===== Data shown =====

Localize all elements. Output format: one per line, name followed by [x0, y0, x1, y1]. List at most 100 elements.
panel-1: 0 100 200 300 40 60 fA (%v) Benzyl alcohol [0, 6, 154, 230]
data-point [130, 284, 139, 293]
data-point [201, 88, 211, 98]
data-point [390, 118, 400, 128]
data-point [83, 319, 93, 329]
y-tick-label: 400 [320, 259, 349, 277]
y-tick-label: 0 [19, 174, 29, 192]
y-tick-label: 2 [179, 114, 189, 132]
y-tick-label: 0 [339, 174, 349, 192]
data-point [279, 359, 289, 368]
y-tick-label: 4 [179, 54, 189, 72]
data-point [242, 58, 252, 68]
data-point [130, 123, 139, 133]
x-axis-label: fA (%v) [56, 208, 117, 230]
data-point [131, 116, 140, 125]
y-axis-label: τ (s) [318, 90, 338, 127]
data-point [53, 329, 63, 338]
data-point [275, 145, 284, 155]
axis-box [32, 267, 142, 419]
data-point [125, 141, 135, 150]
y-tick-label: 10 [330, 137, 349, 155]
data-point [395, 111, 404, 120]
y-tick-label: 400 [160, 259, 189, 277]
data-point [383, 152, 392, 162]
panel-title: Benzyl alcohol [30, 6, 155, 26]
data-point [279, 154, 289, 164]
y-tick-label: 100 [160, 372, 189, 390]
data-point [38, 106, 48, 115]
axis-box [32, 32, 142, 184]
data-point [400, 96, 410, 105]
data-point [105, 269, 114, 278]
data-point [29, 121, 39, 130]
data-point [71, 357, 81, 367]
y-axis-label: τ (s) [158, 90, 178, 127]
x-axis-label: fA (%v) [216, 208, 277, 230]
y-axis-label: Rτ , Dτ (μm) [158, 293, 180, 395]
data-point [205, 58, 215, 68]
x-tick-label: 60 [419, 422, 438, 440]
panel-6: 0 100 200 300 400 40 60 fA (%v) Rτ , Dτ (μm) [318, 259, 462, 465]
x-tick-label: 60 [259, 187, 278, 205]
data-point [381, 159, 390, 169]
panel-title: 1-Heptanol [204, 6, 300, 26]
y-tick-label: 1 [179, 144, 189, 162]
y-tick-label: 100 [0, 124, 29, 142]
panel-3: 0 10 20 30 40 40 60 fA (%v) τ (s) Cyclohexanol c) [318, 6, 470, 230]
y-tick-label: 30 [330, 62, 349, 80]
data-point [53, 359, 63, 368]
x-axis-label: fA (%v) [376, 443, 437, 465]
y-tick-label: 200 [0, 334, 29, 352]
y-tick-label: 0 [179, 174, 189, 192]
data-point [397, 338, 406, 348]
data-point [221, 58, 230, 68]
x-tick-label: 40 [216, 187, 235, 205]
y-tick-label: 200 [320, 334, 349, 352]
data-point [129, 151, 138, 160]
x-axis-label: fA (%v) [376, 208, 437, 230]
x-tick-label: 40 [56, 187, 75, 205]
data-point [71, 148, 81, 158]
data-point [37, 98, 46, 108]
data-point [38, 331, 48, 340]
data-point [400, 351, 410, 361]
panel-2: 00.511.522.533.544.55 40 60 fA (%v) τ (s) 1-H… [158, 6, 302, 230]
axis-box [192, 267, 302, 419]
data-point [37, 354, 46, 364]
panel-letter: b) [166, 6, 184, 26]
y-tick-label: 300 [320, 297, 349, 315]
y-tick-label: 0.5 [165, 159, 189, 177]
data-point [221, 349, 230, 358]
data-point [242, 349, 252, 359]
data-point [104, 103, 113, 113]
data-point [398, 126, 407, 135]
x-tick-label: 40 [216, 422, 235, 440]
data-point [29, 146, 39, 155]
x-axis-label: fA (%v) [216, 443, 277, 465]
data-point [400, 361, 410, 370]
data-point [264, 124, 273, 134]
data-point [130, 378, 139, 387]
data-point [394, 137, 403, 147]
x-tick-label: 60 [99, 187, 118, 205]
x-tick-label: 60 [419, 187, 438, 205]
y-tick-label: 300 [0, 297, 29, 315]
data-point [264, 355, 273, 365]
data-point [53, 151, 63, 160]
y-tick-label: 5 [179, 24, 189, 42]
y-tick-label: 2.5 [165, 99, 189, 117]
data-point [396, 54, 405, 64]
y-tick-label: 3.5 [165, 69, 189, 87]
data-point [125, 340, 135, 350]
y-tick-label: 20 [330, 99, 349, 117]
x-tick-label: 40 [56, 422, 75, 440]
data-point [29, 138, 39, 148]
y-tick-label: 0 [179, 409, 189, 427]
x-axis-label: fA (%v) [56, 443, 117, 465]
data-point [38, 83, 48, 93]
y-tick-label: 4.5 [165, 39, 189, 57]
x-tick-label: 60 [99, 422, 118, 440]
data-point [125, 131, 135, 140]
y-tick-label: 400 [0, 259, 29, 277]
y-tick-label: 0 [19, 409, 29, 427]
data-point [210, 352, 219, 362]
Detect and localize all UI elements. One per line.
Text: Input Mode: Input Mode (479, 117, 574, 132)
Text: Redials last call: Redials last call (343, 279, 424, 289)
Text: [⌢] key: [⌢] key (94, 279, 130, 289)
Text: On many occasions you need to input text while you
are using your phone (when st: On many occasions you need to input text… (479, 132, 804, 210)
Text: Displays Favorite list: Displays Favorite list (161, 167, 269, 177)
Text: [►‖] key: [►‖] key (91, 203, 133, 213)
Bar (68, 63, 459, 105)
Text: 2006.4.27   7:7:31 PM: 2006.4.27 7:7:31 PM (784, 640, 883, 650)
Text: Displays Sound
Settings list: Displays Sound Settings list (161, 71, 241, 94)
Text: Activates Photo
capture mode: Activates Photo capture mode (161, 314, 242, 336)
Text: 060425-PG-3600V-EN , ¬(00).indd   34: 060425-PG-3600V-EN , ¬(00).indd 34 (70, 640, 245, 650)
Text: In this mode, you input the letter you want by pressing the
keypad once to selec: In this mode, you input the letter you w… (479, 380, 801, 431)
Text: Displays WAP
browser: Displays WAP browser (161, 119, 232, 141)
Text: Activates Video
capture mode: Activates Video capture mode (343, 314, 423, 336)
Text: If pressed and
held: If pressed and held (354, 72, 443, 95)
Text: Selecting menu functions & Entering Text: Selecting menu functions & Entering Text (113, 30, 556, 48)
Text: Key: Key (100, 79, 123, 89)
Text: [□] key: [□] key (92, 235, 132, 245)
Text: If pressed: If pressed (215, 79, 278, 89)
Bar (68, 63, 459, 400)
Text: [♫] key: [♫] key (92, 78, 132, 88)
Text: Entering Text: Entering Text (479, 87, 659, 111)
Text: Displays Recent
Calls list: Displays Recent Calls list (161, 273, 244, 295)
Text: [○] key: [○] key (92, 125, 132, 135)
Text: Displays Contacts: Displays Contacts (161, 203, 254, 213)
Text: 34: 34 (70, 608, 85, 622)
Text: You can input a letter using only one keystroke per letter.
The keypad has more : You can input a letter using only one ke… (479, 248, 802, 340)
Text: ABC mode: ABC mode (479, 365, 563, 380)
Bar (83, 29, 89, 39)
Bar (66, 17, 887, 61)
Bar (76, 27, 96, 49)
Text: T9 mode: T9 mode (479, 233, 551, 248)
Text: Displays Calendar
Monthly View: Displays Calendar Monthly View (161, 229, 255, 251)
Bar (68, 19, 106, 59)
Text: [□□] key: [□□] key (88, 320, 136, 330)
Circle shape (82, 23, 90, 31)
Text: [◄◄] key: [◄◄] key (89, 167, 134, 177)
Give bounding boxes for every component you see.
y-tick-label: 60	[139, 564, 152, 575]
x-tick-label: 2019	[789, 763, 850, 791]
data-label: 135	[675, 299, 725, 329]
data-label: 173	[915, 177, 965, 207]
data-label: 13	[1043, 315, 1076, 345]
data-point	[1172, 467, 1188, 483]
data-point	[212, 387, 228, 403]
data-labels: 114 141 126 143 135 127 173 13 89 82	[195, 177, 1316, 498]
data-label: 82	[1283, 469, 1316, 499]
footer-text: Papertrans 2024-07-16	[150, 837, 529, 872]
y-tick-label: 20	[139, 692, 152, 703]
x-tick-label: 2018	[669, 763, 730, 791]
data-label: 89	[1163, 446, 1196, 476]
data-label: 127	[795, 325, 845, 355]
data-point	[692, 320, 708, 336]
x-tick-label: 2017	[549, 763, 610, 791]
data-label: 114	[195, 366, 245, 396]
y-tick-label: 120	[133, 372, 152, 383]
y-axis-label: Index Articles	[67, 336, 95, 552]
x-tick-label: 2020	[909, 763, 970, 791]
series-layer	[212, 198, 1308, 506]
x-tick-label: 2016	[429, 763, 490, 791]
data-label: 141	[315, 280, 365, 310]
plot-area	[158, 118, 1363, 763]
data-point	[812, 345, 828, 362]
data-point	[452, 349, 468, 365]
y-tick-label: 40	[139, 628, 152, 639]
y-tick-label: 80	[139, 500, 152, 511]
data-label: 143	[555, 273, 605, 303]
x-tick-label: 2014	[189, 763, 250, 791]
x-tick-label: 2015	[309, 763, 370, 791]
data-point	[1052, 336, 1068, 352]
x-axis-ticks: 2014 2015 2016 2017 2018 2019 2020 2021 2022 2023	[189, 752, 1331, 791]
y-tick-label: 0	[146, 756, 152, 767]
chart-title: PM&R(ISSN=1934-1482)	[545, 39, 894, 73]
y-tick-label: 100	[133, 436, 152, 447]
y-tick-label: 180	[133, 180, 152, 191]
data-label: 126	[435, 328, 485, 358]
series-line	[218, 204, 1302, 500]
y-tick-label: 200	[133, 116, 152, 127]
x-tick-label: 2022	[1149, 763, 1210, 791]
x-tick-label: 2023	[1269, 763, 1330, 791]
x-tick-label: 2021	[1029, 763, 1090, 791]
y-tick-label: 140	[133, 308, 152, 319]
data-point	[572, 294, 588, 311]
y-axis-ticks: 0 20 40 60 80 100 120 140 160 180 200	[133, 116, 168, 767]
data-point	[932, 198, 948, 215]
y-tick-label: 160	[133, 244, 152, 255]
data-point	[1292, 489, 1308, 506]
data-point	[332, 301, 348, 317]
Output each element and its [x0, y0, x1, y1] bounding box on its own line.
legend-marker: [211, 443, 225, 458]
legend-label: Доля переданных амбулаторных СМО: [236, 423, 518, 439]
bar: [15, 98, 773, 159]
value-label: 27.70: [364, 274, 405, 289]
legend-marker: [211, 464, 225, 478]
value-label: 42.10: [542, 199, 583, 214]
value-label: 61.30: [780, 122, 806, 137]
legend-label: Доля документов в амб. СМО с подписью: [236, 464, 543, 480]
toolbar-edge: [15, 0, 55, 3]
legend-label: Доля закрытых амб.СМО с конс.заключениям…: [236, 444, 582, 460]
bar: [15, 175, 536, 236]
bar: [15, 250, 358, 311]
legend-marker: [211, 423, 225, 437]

=====

Work required:
Return the data from its very first line down to the line that contains "data-point [131, 116, 140, 125]", including that line. Copy each line unchanged.

Answer below:
Localize all elements. Output format: one per line, name followed by [x0, y0, x1, y1]. List at most 100 elements.
panel-1: 0 100 200 300 40 60 fA (%v) Benzyl alcohol [0, 6, 154, 230]
data-point [130, 284, 139, 293]
data-point [201, 88, 211, 98]
data-point [390, 118, 400, 128]
data-point [83, 319, 93, 329]
y-tick-label: 400 [320, 259, 349, 277]
y-tick-label: 0 [19, 174, 29, 192]
y-tick-label: 2 [179, 114, 189, 132]
y-tick-label: 0 [339, 174, 349, 192]
data-point [279, 359, 289, 368]
y-tick-label: 4 [179, 54, 189, 72]
data-point [242, 58, 252, 68]
data-point [130, 123, 139, 133]
x-axis-label: fA (%v) [56, 208, 117, 230]
data-point [131, 116, 140, 125]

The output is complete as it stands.